The exercise - For the copy, please give all of the data again exactly and leave the pictures out.
──────── Entries shown ────────
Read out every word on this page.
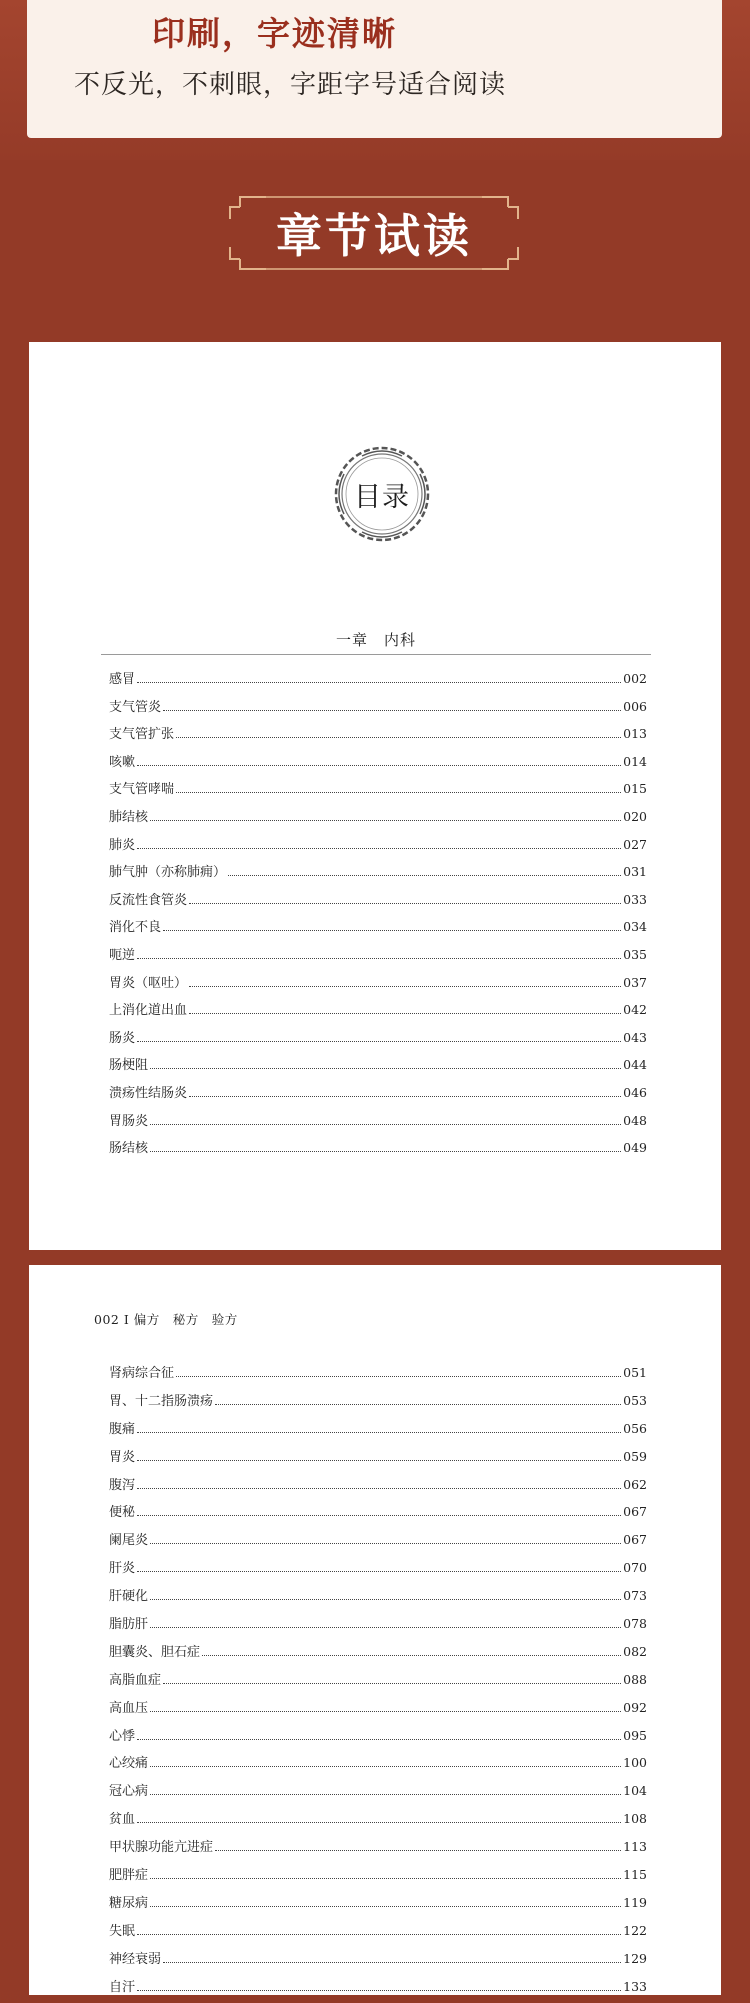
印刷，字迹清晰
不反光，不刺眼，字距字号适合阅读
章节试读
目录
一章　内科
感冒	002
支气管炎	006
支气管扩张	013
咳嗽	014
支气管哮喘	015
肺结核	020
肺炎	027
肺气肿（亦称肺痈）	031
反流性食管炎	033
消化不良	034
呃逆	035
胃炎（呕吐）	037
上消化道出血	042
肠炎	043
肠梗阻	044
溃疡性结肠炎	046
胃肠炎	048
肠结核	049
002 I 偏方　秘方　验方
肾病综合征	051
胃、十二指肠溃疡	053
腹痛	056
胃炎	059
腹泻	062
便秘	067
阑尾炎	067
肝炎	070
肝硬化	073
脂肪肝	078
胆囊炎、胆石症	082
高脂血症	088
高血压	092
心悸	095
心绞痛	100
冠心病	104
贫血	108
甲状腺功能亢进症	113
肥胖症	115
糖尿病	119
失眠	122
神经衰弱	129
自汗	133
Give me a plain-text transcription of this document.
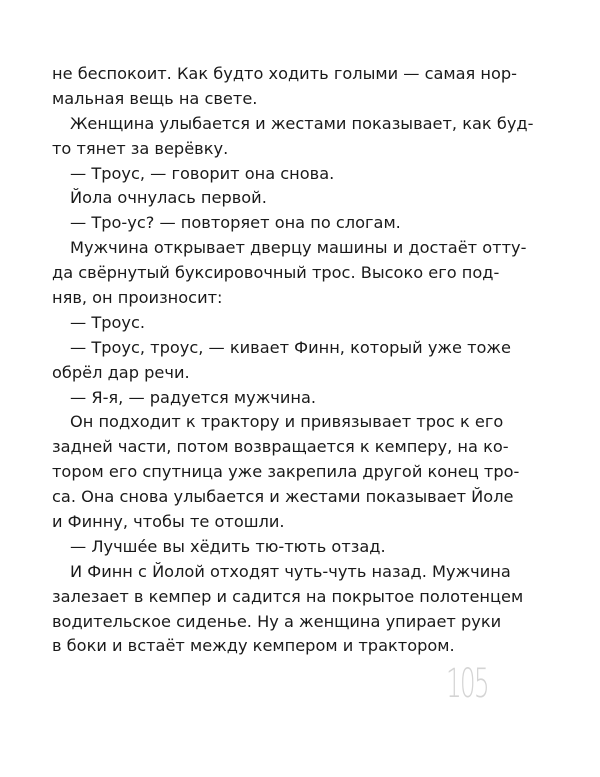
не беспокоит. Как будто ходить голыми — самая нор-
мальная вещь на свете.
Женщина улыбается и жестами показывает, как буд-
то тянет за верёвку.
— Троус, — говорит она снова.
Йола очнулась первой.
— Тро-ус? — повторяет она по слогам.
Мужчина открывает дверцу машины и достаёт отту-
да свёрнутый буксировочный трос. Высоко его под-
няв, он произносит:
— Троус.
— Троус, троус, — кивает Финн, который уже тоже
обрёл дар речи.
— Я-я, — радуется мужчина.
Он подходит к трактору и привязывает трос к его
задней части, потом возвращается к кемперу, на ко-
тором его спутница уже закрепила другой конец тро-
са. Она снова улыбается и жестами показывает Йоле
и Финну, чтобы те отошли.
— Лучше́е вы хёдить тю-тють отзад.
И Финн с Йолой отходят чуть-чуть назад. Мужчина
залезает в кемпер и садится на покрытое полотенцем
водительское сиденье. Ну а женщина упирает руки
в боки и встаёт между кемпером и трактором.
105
────────
Solution to this problem -
Read out every word on this page.
印刷，字迹清晰
不反光，不刺眼，字距字号适合阅读
章节试读
目录
一章　内科
感冒	002
支气管炎	006
支气管扩张	013
咳嗽	014
支气管哮喘	015
肺结核	020
肺炎	027
肺气肿（亦称肺痈）	031
反流性食管炎	033
消化不良	034
呃逆	035
胃炎（呕吐）	037
上消化道出血	042
肠炎	043
肠梗阻	044
溃疡性结肠炎	046
胃肠炎	048
肠结核	049
002 I 偏方　秘方　验方
肾病综合征	051
胃、十二指肠溃疡	053
腹痛	056
胃炎	059
腹泻	062
便秘	067
阑尾炎	067
肝炎	070
肝硬化	073
脂肪肝	078
胆囊炎、胆石症	082
高脂血症	088
高血压	092
心悸	095
心绞痛	100
冠心病	104
贫血	108
甲状腺功能亢进症	113
肥胖症	115
糖尿病	119
失眠	122
神经衰弱	129
自汗	133
Give me a plain-text transcription of this document.
не беспокоит. Как будто ходить голыми — самая нор-
мальная вещь на свете.
Женщина улыбается и жестами показывает, как буд-
то тянет за верёвку.
— Троус, — говорит она снова.
Йола очнулась первой.
— Тро-ус? — повторяет она по слогам.
Мужчина открывает дверцу машины и достаёт отту-
да свёрнутый буксировочный трос. Высоко его под-
няв, он произносит:
— Троус.
— Троус, троус, — кивает Финн, который уже тоже
обрёл дар речи.
— Я-я, — радуется мужчина.
Он подходит к трактору и привязывает трос к его
задней части, потом возвращается к кемперу, на ко-
тором его спутница уже закрепила другой конец тро-
са. Она снова улыбается и жестами показывает Йоле
и Финну, чтобы те отошли.
— Лучше́е вы хёдить тю-тють отзад.
И Финн с Йолой отходят чуть-чуть назад. Мужчина
залезает в кемпер и садится на покрытое полотенцем
водительское сиденье. Ну а женщина упирает руки
в боки и встаёт между кемпером и трактором.
105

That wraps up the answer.